#### GOAL
Reproduce every line below without any change, leaving out the pictures.

Entries taken from a collection:

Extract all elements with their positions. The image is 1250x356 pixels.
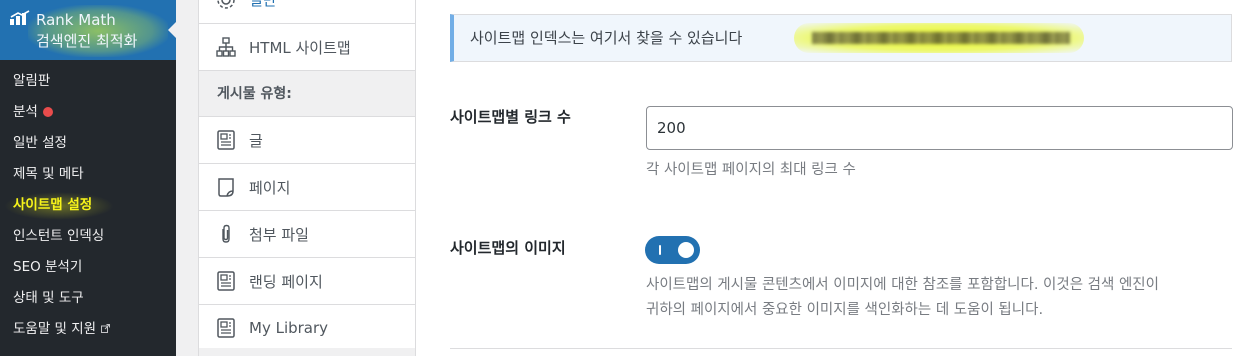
notification-dot-icon (42, 107, 53, 117)
tab-label: My Library (249, 319, 329, 337)
settings-panel: 사이트맵 인덱스는 여기서 찾을 수 있습니다 사이트맵별 링크 수 200 각… (416, 0, 1250, 356)
links-per-sitemap-input[interactable]: 200 (646, 106, 1233, 150)
submenu-label: 사이트맵 설정 (13, 197, 93, 213)
post-icon (215, 270, 237, 292)
description-line: 귀하의 페이지에서 중요한 이미지를 색인화하는 데 도움이 됩니다. (646, 302, 1044, 318)
rank-math-logo-icon (10, 10, 30, 25)
submenu-item-analytics[interactable]: 분석 (0, 97, 176, 128)
row-divider (450, 348, 1232, 349)
menu-gap (176, 0, 198, 356)
tab-label: 랜딩 페이지 (249, 272, 323, 291)
plugin-title: Rank Math 검색엔진 최적화 (36, 11, 138, 50)
submenu-label: 인스턴트 인덱싱 (13, 228, 105, 244)
tab-post-type-my-library[interactable]: My Library (199, 305, 415, 352)
links-per-sitemap-description: 각 사이트맵 페이지의 최대 링크 수 (646, 162, 856, 178)
nav-next-item (199, 348, 415, 356)
tab-html-sitemap[interactable]: HTML 사이트맵 (199, 24, 415, 71)
submenu-label: 도움말 및 지원 (13, 321, 97, 337)
tab-post-type-posts[interactable]: 글 (199, 117, 415, 164)
toggle-knob (678, 242, 694, 258)
submenu-item-instant-indexing[interactable]: 인스턴트 인덱싱 (0, 221, 176, 252)
submenu-item-status-tools[interactable]: 상태 및 도구 (0, 283, 176, 314)
tab-general[interactable]: 일반 (199, 0, 415, 24)
redacted-sitemap-url (794, 23, 1084, 53)
post-icon (215, 317, 237, 339)
submenu-label: 상태 및 도구 (13, 290, 84, 306)
rank-math-menu-header[interactable]: Rank Math 검색엔진 최적화 (0, 0, 176, 60)
submenu-item-general-settings[interactable]: 일반 설정 (0, 128, 176, 159)
tab-label: 페이지 (249, 178, 291, 197)
rank-math-submenu: 알림판 분석 일반 설정 제목 및 메타 사이트맵 설정 인스턴트 인덱싱 SE… (0, 66, 176, 345)
links-per-sitemap-label: 사이트맵별 링크 수 (450, 108, 571, 126)
sitemap-icon (215, 36, 237, 58)
images-in-sitemap-label: 사이트맵의 이미지 (450, 239, 566, 257)
tab-label: 일반 (249, 0, 277, 9)
submenu-label: 일반 설정 (13, 135, 67, 151)
images-in-sitemap-toggle[interactable] (645, 236, 700, 264)
redaction-pixels (812, 32, 1070, 44)
tab-label: 글 (249, 131, 263, 150)
submenu-label: 분석 (13, 104, 38, 120)
current-menu-arrow (168, 22, 176, 38)
submenu-item-help-support[interactable]: 도움말 및 지원 (0, 314, 176, 345)
description-line: 사이트맵의 게시물 콘텐츠에서 이미지에 대한 참조를 포함합니다. 이것은 검… (646, 277, 1159, 293)
paperclip-icon (215, 223, 237, 245)
images-in-sitemap-description: 사이트맵의 게시물 콘텐츠에서 이미지에 대한 참조를 포함합니다. 이것은 검… (646, 273, 1159, 323)
submenu-item-dashboard[interactable]: 알림판 (0, 66, 176, 97)
notice-text: 사이트맵 인덱스는 여기서 찾을 수 있습니다 (470, 29, 743, 47)
submenu-label: 알림판 (13, 73, 51, 89)
submenu-label: SEO 분석기 (13, 259, 83, 275)
sitemap-index-notice: 사이트맵 인덱스는 여기서 찾을 수 있습니다 (450, 14, 1232, 62)
submenu-item-seo-analyzer[interactable]: SEO 분석기 (0, 252, 176, 283)
tab-post-type-pages[interactable]: 페이지 (199, 164, 415, 211)
tab-post-type-attachments[interactable]: 첨부 파일 (199, 211, 415, 258)
submenu-item-titles-meta[interactable]: 제목 및 메타 (0, 159, 176, 190)
admin-sidebar: Rank Math 검색엔진 최적화 알림판 분석 일반 설정 제목 및 메타 … (0, 0, 176, 356)
tab-label: HTML 사이트맵 (249, 38, 351, 57)
submenu-label: 제목 및 메타 (13, 166, 84, 182)
page-icon (215, 176, 237, 198)
submenu-item-sitemap-settings[interactable]: 사이트맵 설정 (0, 190, 176, 221)
post-types-heading: 게시물 유형: (199, 71, 415, 117)
post-icon (215, 129, 237, 151)
tab-label: 첨부 파일 (249, 225, 309, 244)
tab-post-type-landing-pages[interactable]: 랜딩 페이지 (199, 258, 415, 305)
external-link-icon (101, 324, 111, 333)
gear-icon (215, 0, 237, 11)
settings-nav: 일반 HTML 사이트맵 게시물 유형: 글 페이지 첨부 파일 랜딩 페이지 (198, 0, 416, 356)
toggle-on-indicator (659, 245, 661, 255)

#### WRITTEN ANSWER
Extract all elements with their positions. The image is 1250x356 pixels.
notification-dot-icon (42, 107, 53, 117)
tab-label: My Library (249, 319, 329, 337)
settings-panel: 사이트맵 인덱스는 여기서 찾을 수 있습니다 사이트맵별 링크 수 200 각… (416, 0, 1250, 356)
links-per-sitemap-input[interactable]: 200 (646, 106, 1233, 150)
submenu-label: 사이트맵 설정 (13, 197, 93, 213)
post-icon (215, 270, 237, 292)
description-line: 귀하의 페이지에서 중요한 이미지를 색인화하는 데 도움이 됩니다. (646, 302, 1044, 318)
rank-math-logo-icon (10, 10, 30, 25)
submenu-item-analytics[interactable]: 분석 (0, 97, 176, 128)
row-divider (450, 348, 1232, 349)
menu-gap (176, 0, 198, 356)
tab-label: 랜딩 페이지 (249, 272, 323, 291)
plugin-title: Rank Math 검색엔진 최적화 (36, 11, 138, 50)
submenu-label: 인스턴트 인덱싱 (13, 228, 105, 244)
tab-post-type-my-library[interactable]: My Library (199, 305, 415, 352)
links-per-sitemap-description: 각 사이트맵 페이지의 최대 링크 수 (646, 162, 856, 178)
nav-next-item (199, 348, 415, 356)
tab-html-sitemap[interactable]: HTML 사이트맵 (199, 24, 415, 71)
submenu-label: 도움말 및 지원 (13, 321, 97, 337)
tab-post-type-posts[interactable]: 글 (199, 117, 415, 164)
toggle-knob (678, 242, 694, 258)
submenu-item-instant-indexing[interactable]: 인스턴트 인덱싱 (0, 221, 176, 252)
submenu-item-status-tools[interactable]: 상태 및 도구 (0, 283, 176, 314)
tab-general[interactable]: 일반 (199, 0, 415, 24)
redacted-sitemap-url (794, 23, 1084, 53)
post-icon (215, 317, 237, 339)
submenu-label: 상태 및 도구 (13, 290, 84, 306)
rank-math-menu-header[interactable]: Rank Math 검색엔진 최적화 (0, 0, 176, 60)
submenu-item-general-settings[interactable]: 일반 설정 (0, 128, 176, 159)
tab-label: 페이지 (249, 178, 291, 197)
rank-math-submenu: 알림판 분석 일반 설정 제목 및 메타 사이트맵 설정 인스턴트 인덱싱 SE… (0, 66, 176, 345)
links-per-sitemap-label: 사이트맵별 링크 수 (450, 108, 571, 126)
sitemap-icon (215, 36, 237, 58)
images-in-sitemap-label: 사이트맵의 이미지 (450, 239, 566, 257)
tab-label: 일반 (249, 0, 277, 9)
submenu-label: 일반 설정 (13, 135, 67, 151)
images-in-sitemap-toggle[interactable] (645, 236, 700, 264)
redaction-pixels (812, 32, 1070, 44)
tab-label: 글 (249, 131, 263, 150)
submenu-label: 분석 (13, 104, 38, 120)
current-menu-arrow (168, 22, 176, 38)
submenu-item-help-support[interactable]: 도움말 및 지원 (0, 314, 176, 345)
description-line: 사이트맵의 게시물 콘텐츠에서 이미지에 대한 참조를 포함합니다. 이것은 검… (646, 277, 1159, 293)
paperclip-icon (215, 223, 237, 245)
images-in-sitemap-description: 사이트맵의 게시물 콘텐츠에서 이미지에 대한 참조를 포함합니다. 이것은 검… (646, 273, 1159, 323)
submenu-item-dashboard[interactable]: 알림판 (0, 66, 176, 97)
notice-text: 사이트맵 인덱스는 여기서 찾을 수 있습니다 (470, 29, 743, 47)
submenu-label: 알림판 (13, 73, 51, 89)
submenu-label: SEO 분석기 (13, 259, 83, 275)
sitemap-index-notice: 사이트맵 인덱스는 여기서 찾을 수 있습니다 (450, 14, 1232, 62)
submenu-item-seo-analyzer[interactable]: SEO 분석기 (0, 252, 176, 283)
tab-post-type-pages[interactable]: 페이지 (199, 164, 415, 211)
tab-post-type-attachments[interactable]: 첨부 파일 (199, 211, 415, 258)
submenu-item-titles-meta[interactable]: 제목 및 메타 (0, 159, 176, 190)
admin-sidebar: Rank Math 검색엔진 최적화 알림판 분석 일반 설정 제목 및 메타 … (0, 0, 176, 356)
tab-label: HTML 사이트맵 (249, 38, 351, 57)
submenu-label: 제목 및 메타 (13, 166, 84, 182)
page-icon (215, 176, 237, 198)
submenu-item-sitemap-settings[interactable]: 사이트맵 설정 (0, 190, 176, 221)
post-types-heading: 게시물 유형: (199, 71, 415, 117)
post-icon (215, 129, 237, 151)
tab-label: 첨부 파일 (249, 225, 309, 244)
tab-post-type-landing-pages[interactable]: 랜딩 페이지 (199, 258, 415, 305)
external-link-icon (101, 324, 111, 333)
gear-icon (215, 0, 237, 11)
settings-nav: 일반 HTML 사이트맵 게시물 유형: 글 페이지 첨부 파일 랜딩 페이지 (198, 0, 416, 356)
toggle-on-indicator (659, 245, 661, 255)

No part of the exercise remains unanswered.